▸ **WHAT IS NEEDED**:
Repeat the listing that follows, character for character, minus the pictures.

====

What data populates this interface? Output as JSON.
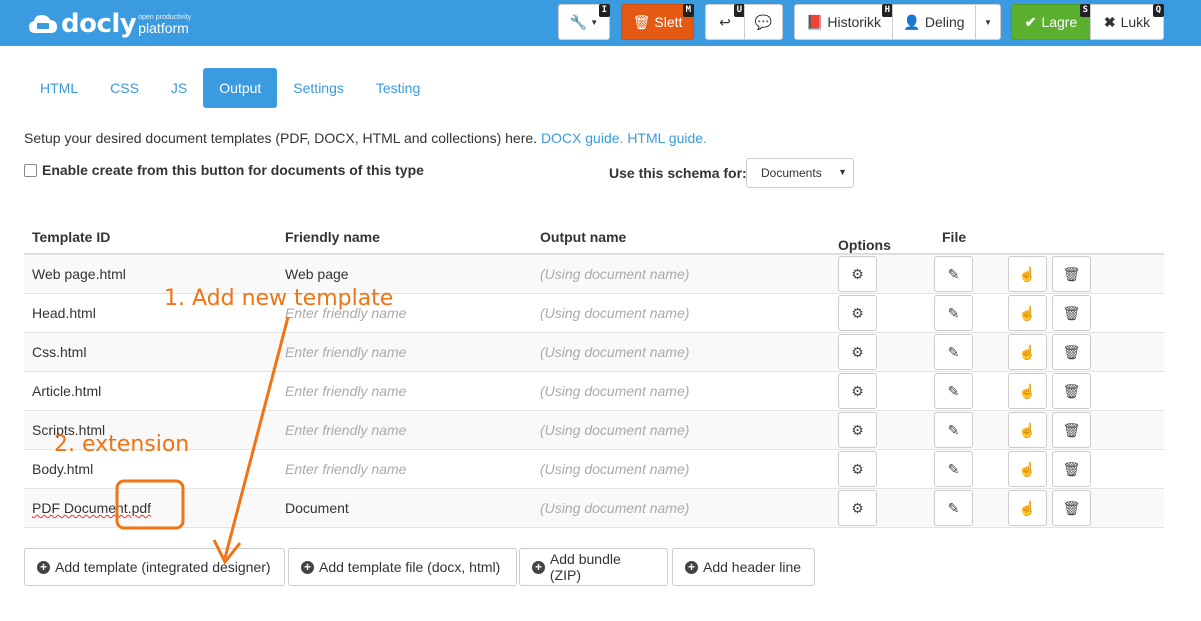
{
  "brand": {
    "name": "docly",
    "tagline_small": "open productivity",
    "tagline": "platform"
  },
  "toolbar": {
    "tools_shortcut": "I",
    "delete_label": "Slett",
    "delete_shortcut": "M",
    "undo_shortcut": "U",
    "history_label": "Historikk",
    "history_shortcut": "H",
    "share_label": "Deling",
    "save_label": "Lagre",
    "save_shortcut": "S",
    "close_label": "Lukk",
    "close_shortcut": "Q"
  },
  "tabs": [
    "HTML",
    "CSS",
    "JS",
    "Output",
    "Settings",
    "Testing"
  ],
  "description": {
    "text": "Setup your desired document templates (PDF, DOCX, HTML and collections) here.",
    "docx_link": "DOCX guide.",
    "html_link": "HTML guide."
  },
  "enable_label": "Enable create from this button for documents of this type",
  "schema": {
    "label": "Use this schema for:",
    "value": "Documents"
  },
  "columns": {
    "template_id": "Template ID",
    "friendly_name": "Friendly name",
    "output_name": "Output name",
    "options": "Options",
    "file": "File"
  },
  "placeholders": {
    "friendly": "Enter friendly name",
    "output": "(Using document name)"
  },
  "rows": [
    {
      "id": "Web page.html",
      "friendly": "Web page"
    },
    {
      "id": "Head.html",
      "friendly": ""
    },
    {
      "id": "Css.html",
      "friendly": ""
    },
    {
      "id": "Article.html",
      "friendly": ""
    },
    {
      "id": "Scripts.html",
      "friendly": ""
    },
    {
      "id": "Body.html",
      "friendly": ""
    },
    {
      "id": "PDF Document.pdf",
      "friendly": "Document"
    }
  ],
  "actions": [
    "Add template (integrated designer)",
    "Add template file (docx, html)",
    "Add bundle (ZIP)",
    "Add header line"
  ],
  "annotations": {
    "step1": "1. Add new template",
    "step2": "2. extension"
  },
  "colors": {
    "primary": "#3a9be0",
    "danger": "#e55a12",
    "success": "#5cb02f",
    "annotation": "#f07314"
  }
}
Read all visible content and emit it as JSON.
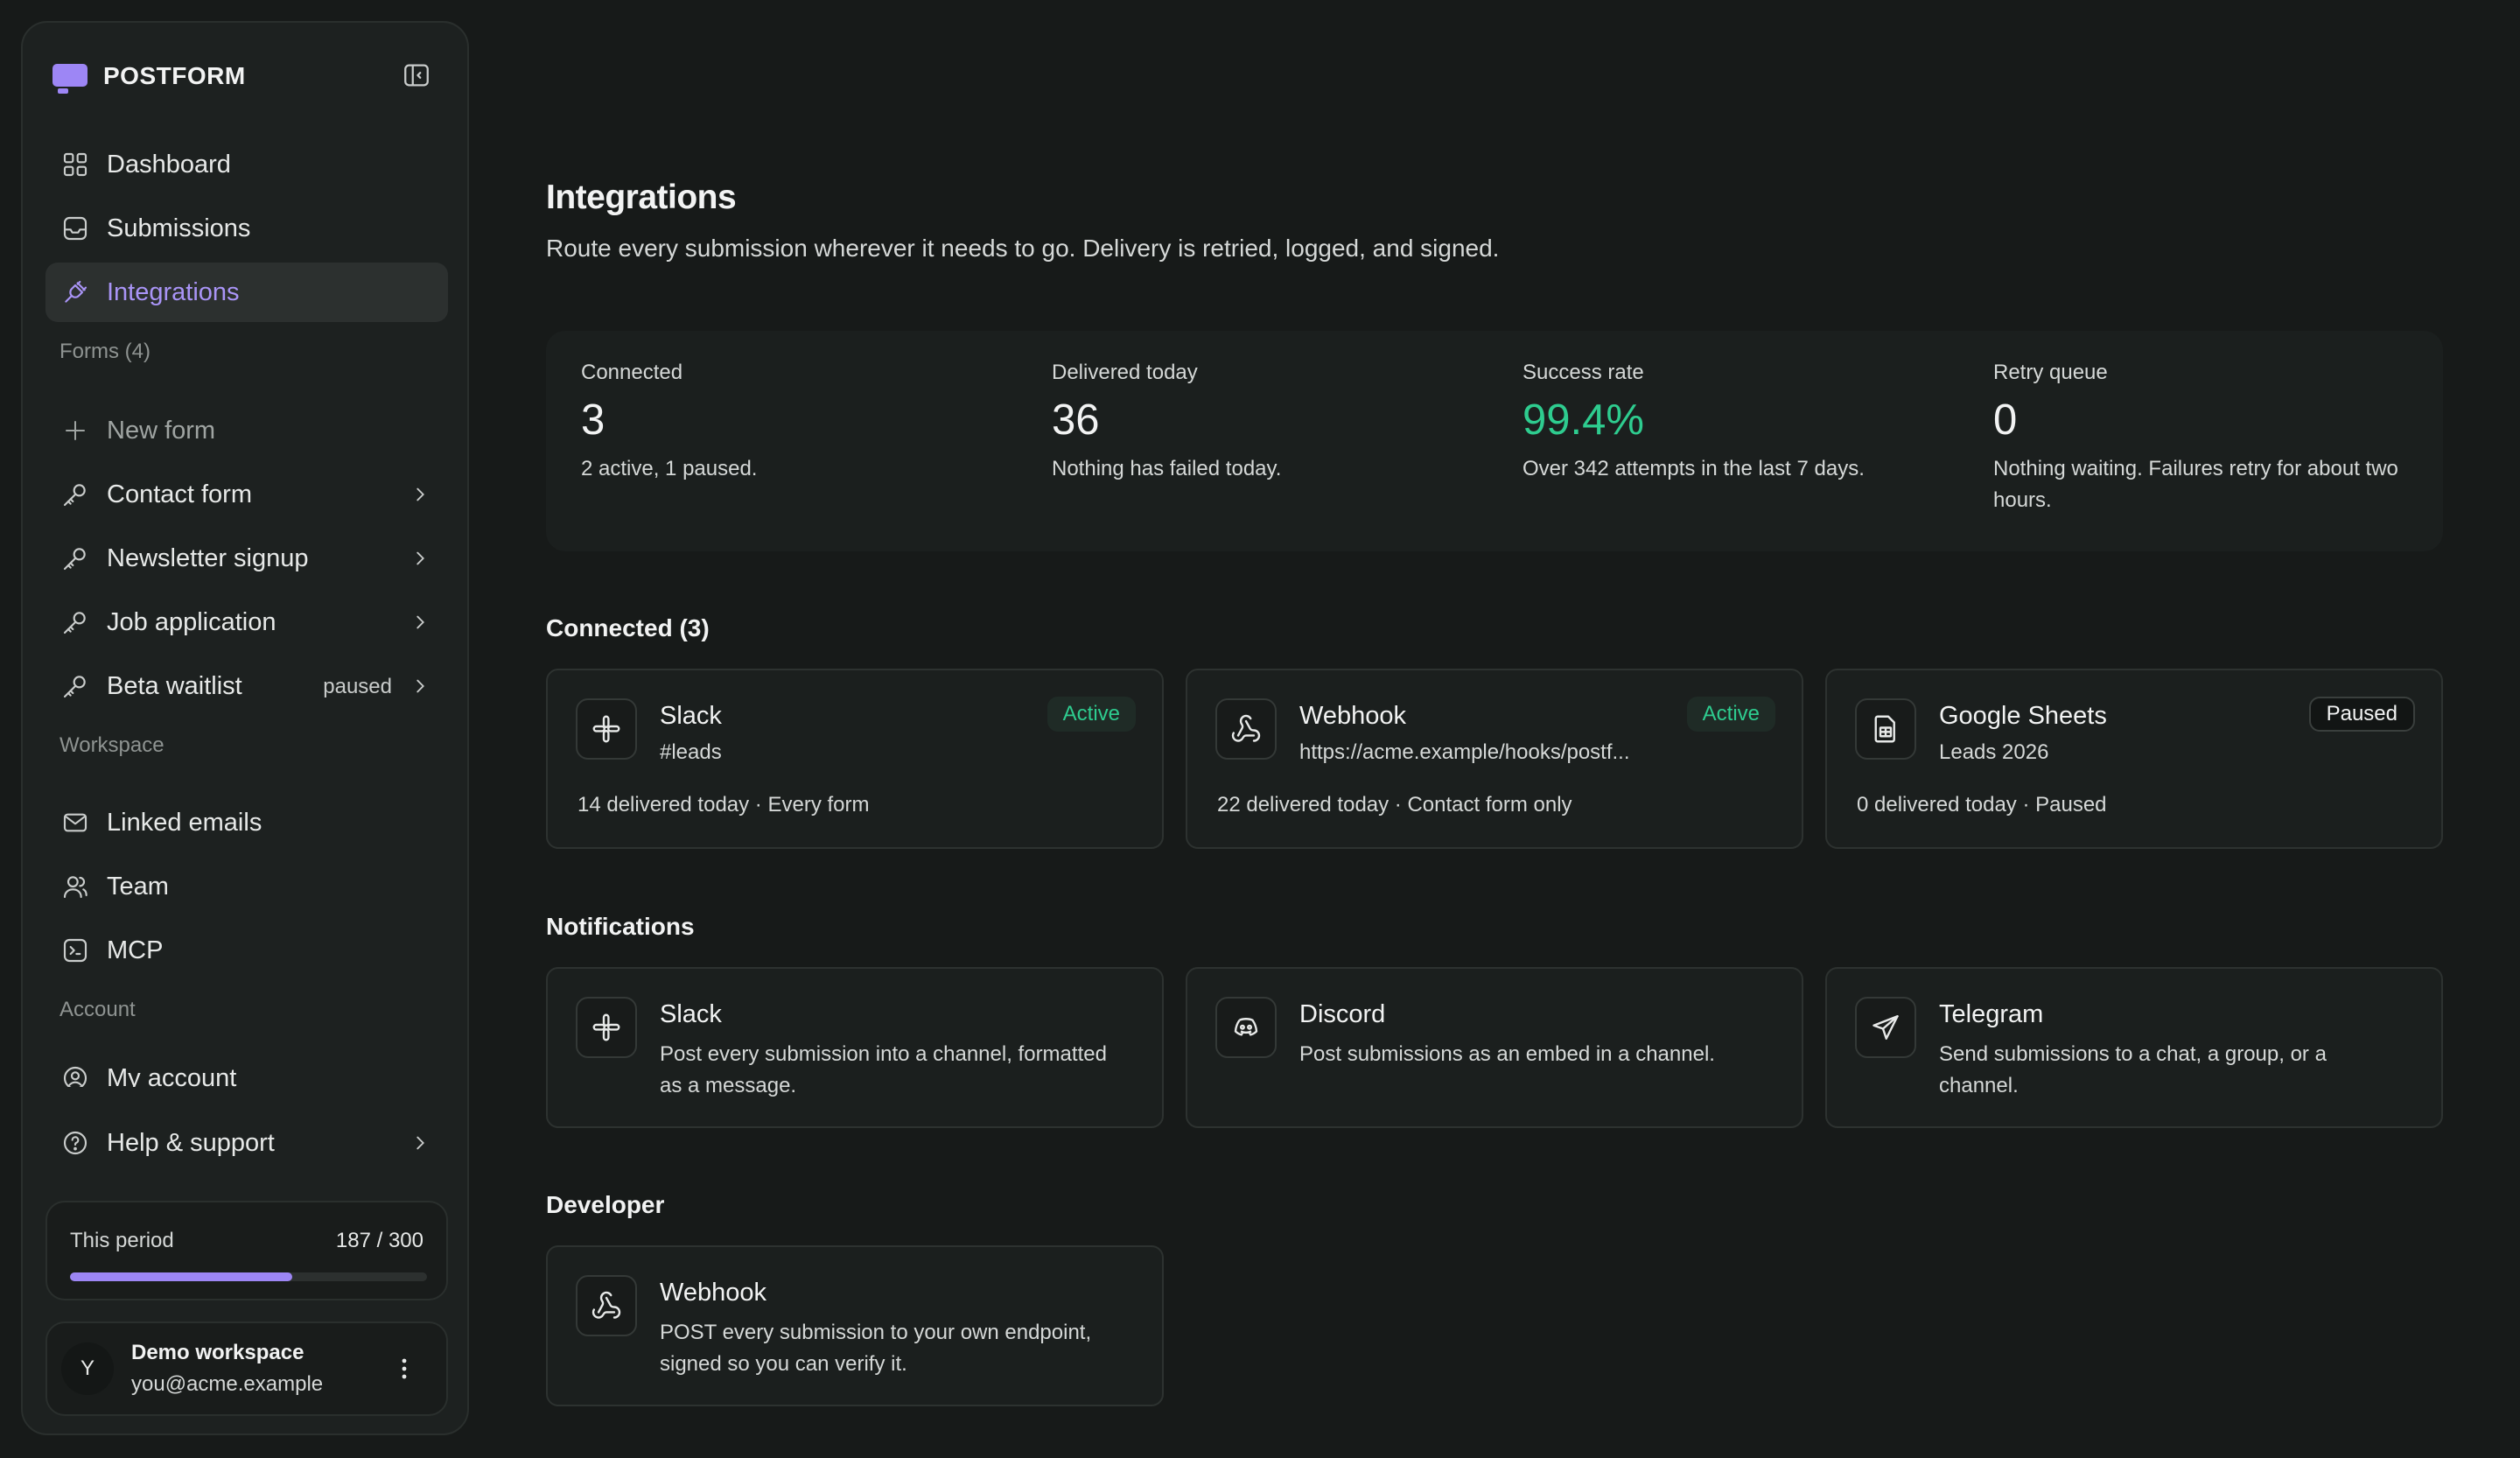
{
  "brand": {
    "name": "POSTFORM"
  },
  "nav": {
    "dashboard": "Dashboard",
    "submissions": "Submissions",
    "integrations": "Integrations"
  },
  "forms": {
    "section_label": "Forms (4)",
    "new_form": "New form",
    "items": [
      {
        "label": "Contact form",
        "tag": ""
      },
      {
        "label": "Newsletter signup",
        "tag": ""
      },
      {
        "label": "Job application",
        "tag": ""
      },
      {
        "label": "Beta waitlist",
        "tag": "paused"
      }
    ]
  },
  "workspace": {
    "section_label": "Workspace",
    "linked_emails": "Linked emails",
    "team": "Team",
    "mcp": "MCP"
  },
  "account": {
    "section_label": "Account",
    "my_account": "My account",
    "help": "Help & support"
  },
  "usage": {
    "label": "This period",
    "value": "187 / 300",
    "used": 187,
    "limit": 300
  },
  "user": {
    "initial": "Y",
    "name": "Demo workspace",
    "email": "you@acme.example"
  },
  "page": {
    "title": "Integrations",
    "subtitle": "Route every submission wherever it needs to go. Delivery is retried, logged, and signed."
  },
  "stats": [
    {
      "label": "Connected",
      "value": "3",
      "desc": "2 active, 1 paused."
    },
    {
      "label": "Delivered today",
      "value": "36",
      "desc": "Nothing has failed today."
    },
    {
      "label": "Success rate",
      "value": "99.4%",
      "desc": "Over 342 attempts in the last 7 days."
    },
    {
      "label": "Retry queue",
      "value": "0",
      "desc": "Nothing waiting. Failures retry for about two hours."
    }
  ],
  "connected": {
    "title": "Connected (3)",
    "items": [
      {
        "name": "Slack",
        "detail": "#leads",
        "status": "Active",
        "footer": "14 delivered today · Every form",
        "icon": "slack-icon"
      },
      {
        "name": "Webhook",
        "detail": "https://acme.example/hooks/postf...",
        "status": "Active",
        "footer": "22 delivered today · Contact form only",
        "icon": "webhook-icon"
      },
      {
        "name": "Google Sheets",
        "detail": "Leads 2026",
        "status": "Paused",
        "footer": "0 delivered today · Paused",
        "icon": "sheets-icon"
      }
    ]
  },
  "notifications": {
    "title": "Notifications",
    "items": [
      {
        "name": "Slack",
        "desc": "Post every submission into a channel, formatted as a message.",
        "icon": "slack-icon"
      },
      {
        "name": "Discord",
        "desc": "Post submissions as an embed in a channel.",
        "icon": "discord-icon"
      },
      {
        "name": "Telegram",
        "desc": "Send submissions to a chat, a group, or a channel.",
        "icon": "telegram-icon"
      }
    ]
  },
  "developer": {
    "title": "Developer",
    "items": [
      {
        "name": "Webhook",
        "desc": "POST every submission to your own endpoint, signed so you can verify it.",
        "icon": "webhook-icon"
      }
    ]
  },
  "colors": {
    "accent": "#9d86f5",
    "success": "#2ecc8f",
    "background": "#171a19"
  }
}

====

▸ **TASK ANSWER**:
What data populates this interface? Output as JSON.
{
  "brand": {
    "name": "docly",
    "tagline_small": "open productivity",
    "tagline": "platform"
  },
  "toolbar": {
    "tools_shortcut": "I",
    "delete_label": "Slett",
    "delete_shortcut": "M",
    "undo_shortcut": "U",
    "history_label": "Historikk",
    "history_shortcut": "H",
    "share_label": "Deling",
    "save_label": "Lagre",
    "save_shortcut": "S",
    "close_label": "Lukk",
    "close_shortcut": "Q"
  },
  "tabs": [
    "HTML",
    "CSS",
    "JS",
    "Output",
    "Settings",
    "Testing"
  ],
  "description": {
    "text": "Setup your desired document templates (PDF, DOCX, HTML and collections) here.",
    "docx_link": "DOCX guide.",
    "html_link": "HTML guide."
  },
  "enable_label": "Enable create from this button for documents of this type",
  "schema": {
    "label": "Use this schema for:",
    "value": "Documents"
  },
  "columns": {
    "template_id": "Template ID",
    "friendly_name": "Friendly name",
    "output_name": "Output name",
    "options": "Options",
    "file": "File"
  },
  "placeholders": {
    "friendly": "Enter friendly name",
    "output": "(Using document name)"
  },
  "rows": [
    {
      "id": "Web page.html",
      "friendly": "Web page"
    },
    {
      "id": "Head.html",
      "friendly": ""
    },
    {
      "id": "Css.html",
      "friendly": ""
    },
    {
      "id": "Article.html",
      "friendly": ""
    },
    {
      "id": "Scripts.html",
      "friendly": ""
    },
    {
      "id": "Body.html",
      "friendly": ""
    },
    {
      "id": "PDF Document.pdf",
      "friendly": "Document"
    }
  ],
  "actions": [
    "Add template (integrated designer)",
    "Add template file (docx, html)",
    "Add bundle (ZIP)",
    "Add header line"
  ],
  "annotations": {
    "step1": "1. Add new template",
    "step2": "2. extension"
  },
  "colors": {
    "primary": "#3a9be0",
    "danger": "#e55a12",
    "success": "#5cb02f",
    "annotation": "#f07314"
  }
}
Read all visible content and emit it as JSON.
{
  "brand": {
    "name": "POSTFORM"
  },
  "nav": {
    "dashboard": "Dashboard",
    "submissions": "Submissions",
    "integrations": "Integrations"
  },
  "forms": {
    "section_label": "Forms (4)",
    "new_form": "New form",
    "items": [
      {
        "label": "Contact form",
        "tag": ""
      },
      {
        "label": "Newsletter signup",
        "tag": ""
      },
      {
        "label": "Job application",
        "tag": ""
      },
      {
        "label": "Beta waitlist",
        "tag": "paused"
      }
    ]
  },
  "workspace": {
    "section_label": "Workspace",
    "linked_emails": "Linked emails",
    "team": "Team",
    "mcp": "MCP"
  },
  "account": {
    "section_label": "Account",
    "my_account": "My account",
    "help": "Help & support"
  },
  "usage": {
    "label": "This period",
    "value": "187 / 300",
    "used": 187,
    "limit": 300
  },
  "user": {
    "initial": "Y",
    "name": "Demo workspace",
    "email": "you@acme.example"
  },
  "page": {
    "title": "Integrations",
    "subtitle": "Route every submission wherever it needs to go. Delivery is retried, logged, and signed."
  },
  "stats": [
    {
      "label": "Connected",
      "value": "3",
      "desc": "2 active, 1 paused."
    },
    {
      "label": "Delivered today",
      "value": "36",
      "desc": "Nothing has failed today."
    },
    {
      "label": "Success rate",
      "value": "99.4%",
      "desc": "Over 342 attempts in the last 7 days."
    },
    {
      "label": "Retry queue",
      "value": "0",
      "desc": "Nothing waiting. Failures retry for about two hours."
    }
  ],
  "connected": {
    "title": "Connected (3)",
    "items": [
      {
        "name": "Slack",
        "detail": "#leads",
        "status": "Active",
        "footer": "14 delivered today · Every form",
        "icon": "slack-icon"
      },
      {
        "name": "Webhook",
        "detail": "https://acme.example/hooks/postf...",
        "status": "Active",
        "footer": "22 delivered today · Contact form only",
        "icon": "webhook-icon"
      },
      {
        "name": "Google Sheets",
        "detail": "Leads 2026",
        "status": "Paused",
        "footer": "0 delivered today · Paused",
        "icon": "sheets-icon"
      }
    ]
  },
  "notifications": {
    "title": "Notifications",
    "items": [
      {
        "name": "Slack",
        "desc": "Post every submission into a channel, formatted as a message.",
        "icon": "slack-icon"
      },
      {
        "name": "Discord",
        "desc": "Post submissions as an embed in a channel.",
        "icon": "discord-icon"
      },
      {
        "name": "Telegram",
        "desc": "Send submissions to a chat, a group, or a channel.",
        "icon": "telegram-icon"
      }
    ]
  },
  "developer": {
    "title": "Developer",
    "items": [
      {
        "name": "Webhook",
        "desc": "POST every submission to your own endpoint, signed so you can verify it.",
        "icon": "webhook-icon"
      }
    ]
  },
  "colors": {
    "accent": "#9d86f5",
    "success": "#2ecc8f",
    "background": "#171a19"
  }
}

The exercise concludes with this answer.